◆ Work instruction 1
Write out the part of the passage on Feldkamp's positions between "Feldkamp said he" and "sources of energy.", inclusive.
◆ Work instruction 2
In the passage on Feldkamp's positions, what does the Jones Act bar foreign vessels from doing?

***** Provided text *****

Shipping: Feldkamp says shipping laws that hurt Oregon agriculture need to be changed.

“The port of Coos Bay has been wasted,” he said. He blames the Jones Act, a 1917 law designed to favor U.S. shipping companies that bars foreign vessels from visiting more than one U.S. port in a row.

“A cruise ship going up the coast to Alaska stops in Vancouver, B.C.,” he said. “Why couldn’t it stop in Coos Bay?”

Feldkamp said he also wants to see the Coast Guard in Coos Bay as a homeland defense measure as well as a way to “prevent foreign fishing trawlers from breaking the law.”

Education: Feldkamp says the state’s educational system is focused too much on those moving on to college and not enough on vocational skills. He said he wants to use federal funding for vocational training.

“Right now, the whole educational system is focused on the 30 percent who are going to graduate from a four-year college,” he said. “I want to identify ways to help (the other 70 percent) be competitive.”

Energy: “What we need is a national energy policy,” Feldkamp said. “I think that’s where Congress has failed.”

He said he supports more investment in research into new energy sources, including “clean” energy, and expansion of domestic sources of energy.

“We can’t say we’re going to cut off foreign oil and refuse to drill in our own back yard,” he said.

He said he’s particularly interested in using timber harvest byproducts to create energy. He said he advocates incentives for colleges and universities to develop new energy sources and be able to turn them into “cottage industries.”

“If we throw federal dollars into research and come up with something great, if we attract scientists, I think that’s a win-win for everybody,” he said.

Iraq: “I think what we all want is to get our boys home and win it,” Feldkamp said of the war in Iraq. “If we pull out now, and the place implodes, it’ll be a mess in the Middle East. We need to send the message to others that the war wasn’t in vain.”

Feldkamp calls himself a “student of history” and said he disagrees “that this is another quagmire” like Vietnam. “We need to have the political will to ensure that Iraq, when we leave it, is a stable country,” he said.

Illegal Immigration: Feldkamp said there’s no “magical panacea” to solve the problem of illegal aliens, but it requires enforcement of “many little laws.”

“With my background in law enforcement, I don’t believe we should reward illegal behavior,” he said.

He said he’s a reluctant supporter of the idea of building a wall along the Mexican border, but he believes that enforcing existing laws is crucial to stemming the problem of the flow of illegal aliens, particularly to Oregon.

***** Study material *****

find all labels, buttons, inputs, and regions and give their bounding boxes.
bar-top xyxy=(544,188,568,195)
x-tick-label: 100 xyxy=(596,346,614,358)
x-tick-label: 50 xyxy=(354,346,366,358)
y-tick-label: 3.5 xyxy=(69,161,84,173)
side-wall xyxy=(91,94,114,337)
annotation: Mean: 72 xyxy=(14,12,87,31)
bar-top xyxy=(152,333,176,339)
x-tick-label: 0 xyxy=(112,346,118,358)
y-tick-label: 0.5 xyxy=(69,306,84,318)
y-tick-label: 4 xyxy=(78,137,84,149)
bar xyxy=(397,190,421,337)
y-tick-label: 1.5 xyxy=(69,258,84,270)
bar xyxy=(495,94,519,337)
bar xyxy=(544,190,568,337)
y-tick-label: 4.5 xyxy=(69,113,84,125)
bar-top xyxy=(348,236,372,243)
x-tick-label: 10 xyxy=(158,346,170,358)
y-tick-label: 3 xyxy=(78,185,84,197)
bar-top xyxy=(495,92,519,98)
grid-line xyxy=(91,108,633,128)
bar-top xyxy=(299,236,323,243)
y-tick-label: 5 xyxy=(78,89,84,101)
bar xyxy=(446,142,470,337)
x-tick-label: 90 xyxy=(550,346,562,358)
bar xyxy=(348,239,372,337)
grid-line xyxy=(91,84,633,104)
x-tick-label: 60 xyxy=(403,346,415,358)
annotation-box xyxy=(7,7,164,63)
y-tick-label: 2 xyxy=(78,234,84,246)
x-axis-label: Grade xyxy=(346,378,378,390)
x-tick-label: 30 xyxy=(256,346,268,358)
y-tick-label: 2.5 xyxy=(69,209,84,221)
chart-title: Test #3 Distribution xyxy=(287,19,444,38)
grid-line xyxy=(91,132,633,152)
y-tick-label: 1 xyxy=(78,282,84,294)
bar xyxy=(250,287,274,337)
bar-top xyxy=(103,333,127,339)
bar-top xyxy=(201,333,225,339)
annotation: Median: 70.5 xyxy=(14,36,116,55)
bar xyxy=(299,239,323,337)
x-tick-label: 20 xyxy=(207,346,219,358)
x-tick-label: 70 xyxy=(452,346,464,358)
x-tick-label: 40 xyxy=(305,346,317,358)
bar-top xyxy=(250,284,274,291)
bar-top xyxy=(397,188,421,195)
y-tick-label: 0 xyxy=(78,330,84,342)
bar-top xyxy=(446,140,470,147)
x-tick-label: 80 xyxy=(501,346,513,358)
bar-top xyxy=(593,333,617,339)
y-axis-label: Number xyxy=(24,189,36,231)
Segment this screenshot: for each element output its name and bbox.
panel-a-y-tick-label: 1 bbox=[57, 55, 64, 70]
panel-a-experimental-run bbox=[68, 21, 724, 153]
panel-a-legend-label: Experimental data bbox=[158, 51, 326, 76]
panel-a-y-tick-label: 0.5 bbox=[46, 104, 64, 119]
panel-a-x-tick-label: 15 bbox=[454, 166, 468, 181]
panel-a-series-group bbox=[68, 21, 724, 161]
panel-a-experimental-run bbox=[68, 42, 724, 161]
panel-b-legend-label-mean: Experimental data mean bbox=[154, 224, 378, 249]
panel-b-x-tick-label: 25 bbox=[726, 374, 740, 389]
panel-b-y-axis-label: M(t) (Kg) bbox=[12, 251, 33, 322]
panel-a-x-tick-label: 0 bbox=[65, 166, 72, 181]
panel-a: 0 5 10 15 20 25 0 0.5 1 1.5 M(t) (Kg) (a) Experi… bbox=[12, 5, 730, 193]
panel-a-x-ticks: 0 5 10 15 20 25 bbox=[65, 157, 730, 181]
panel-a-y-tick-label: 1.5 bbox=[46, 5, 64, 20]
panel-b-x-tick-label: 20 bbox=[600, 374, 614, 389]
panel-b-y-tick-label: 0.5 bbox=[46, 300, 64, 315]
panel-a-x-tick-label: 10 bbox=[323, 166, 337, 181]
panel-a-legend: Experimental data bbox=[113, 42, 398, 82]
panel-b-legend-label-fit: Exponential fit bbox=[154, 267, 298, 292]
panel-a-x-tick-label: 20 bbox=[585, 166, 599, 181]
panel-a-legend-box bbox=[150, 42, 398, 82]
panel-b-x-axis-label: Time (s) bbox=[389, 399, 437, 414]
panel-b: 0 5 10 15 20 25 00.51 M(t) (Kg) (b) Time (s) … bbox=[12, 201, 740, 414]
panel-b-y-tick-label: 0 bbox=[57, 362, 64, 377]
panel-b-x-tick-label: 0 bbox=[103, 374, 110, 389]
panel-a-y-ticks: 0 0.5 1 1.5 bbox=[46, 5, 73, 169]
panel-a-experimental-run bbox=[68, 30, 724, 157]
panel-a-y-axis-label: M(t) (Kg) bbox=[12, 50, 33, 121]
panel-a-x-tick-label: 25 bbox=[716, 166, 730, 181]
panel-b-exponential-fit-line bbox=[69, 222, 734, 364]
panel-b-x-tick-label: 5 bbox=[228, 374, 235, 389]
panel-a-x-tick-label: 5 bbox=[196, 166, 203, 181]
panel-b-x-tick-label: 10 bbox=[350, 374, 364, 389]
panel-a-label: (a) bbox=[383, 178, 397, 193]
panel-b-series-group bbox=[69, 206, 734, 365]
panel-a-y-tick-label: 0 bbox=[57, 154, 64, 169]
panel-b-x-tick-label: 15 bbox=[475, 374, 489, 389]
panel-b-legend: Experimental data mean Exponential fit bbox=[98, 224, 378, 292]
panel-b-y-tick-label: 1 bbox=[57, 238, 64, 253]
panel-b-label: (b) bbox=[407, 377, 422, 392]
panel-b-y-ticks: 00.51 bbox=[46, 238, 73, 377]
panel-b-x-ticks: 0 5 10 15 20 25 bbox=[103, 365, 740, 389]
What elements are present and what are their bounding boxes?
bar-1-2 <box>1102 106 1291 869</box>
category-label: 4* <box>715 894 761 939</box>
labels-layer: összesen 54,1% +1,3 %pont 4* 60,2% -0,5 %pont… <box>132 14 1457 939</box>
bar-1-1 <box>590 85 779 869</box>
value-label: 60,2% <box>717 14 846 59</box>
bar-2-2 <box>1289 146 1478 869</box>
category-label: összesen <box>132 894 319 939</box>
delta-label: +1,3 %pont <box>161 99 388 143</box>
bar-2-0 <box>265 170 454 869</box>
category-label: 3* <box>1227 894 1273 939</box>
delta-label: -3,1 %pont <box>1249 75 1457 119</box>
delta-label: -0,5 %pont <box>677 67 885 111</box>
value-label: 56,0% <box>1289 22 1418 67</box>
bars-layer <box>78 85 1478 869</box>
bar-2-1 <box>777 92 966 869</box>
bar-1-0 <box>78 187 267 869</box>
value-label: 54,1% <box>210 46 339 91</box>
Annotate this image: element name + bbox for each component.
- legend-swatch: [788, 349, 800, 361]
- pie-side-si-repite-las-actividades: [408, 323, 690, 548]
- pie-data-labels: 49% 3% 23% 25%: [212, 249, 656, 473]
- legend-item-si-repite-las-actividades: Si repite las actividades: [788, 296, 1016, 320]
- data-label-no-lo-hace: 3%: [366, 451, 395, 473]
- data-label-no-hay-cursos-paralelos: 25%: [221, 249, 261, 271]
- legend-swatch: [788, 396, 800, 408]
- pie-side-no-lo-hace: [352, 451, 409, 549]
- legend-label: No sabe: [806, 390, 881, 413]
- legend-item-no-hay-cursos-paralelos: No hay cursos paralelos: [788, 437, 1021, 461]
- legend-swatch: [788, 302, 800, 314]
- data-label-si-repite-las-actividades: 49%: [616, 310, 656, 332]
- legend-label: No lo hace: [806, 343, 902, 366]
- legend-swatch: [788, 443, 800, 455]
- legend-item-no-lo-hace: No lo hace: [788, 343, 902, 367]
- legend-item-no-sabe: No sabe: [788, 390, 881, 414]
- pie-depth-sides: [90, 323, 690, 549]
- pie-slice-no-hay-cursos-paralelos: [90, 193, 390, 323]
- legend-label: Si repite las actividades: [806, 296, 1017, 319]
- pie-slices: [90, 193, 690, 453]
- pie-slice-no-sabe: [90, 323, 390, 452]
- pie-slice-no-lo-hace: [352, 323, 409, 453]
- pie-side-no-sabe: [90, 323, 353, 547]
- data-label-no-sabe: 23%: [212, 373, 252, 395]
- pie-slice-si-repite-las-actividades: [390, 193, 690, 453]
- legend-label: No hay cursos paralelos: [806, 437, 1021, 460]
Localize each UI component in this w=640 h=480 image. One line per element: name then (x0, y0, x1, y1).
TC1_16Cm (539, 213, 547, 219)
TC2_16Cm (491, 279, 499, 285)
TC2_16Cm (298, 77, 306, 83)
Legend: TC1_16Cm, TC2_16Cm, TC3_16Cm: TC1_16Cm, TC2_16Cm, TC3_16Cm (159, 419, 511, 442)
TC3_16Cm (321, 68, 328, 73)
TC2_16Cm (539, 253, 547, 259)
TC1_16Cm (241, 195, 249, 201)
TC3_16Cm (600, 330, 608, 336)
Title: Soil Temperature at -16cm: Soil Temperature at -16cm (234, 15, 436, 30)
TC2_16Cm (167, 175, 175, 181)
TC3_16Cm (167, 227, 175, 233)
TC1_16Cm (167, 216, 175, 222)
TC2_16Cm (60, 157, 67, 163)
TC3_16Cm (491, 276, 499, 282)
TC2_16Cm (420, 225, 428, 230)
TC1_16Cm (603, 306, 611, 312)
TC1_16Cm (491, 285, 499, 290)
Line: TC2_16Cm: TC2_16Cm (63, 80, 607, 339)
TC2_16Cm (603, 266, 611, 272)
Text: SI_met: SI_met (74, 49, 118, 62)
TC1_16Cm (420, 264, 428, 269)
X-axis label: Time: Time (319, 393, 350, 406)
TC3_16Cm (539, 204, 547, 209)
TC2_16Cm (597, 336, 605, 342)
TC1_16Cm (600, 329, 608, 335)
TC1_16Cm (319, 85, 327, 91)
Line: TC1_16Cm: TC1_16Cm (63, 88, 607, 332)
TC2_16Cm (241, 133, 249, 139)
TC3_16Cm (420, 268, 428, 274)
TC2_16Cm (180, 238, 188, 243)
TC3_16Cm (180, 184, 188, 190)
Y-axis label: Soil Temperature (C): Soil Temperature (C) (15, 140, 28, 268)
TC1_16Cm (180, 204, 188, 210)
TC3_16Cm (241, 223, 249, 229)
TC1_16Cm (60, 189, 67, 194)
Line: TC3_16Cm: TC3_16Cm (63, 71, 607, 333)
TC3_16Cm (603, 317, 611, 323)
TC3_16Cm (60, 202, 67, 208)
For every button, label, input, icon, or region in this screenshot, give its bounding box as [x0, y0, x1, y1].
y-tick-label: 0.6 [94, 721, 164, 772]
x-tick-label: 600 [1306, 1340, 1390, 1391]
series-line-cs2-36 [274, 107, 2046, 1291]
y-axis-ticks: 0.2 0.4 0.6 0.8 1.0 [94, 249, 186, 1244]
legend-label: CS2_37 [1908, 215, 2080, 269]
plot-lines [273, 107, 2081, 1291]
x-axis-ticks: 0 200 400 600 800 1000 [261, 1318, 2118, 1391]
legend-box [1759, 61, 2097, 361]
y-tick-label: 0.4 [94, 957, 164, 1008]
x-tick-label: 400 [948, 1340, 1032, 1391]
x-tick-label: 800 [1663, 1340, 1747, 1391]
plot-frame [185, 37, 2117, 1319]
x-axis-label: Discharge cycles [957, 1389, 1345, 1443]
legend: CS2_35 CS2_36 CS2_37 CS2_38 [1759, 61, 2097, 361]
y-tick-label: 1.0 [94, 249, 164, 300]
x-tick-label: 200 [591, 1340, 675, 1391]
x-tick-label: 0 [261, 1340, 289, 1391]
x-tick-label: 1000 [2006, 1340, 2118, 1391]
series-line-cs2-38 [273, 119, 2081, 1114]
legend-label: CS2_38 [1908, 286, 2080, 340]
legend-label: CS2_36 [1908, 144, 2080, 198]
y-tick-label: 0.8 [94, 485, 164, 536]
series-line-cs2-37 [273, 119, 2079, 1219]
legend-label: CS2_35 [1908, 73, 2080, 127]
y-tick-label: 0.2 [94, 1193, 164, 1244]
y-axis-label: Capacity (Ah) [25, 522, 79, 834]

*****

◆ Expected output 1
Feldkamp said he also wants to see the Coast Guard in Coos Bay as a homeland defense measure as well as a way to “prevent foreign fishing trawlers from breaking the law.”

Education: Feldkamp says the state’s educational system is focused too much on those moving on to college and not enough on vocational skills. He said he wants to use federal funding for vocational training.

“Right now, the whole educational system is focused on the 30 percent who are going to graduate from a four-year college,” he said. “I want to identify ways to help (the other 70 percent) be competitive.”

Energy: “What we need is a national energy policy,” Feldkamp said. “I think that’s where Congress has failed.”

He said he supports more investment in research into new energy sources, including “clean” energy, and expansion of domestic sources of energy.

◆ Expected output 2
Visiting more than one U.S. port in a row.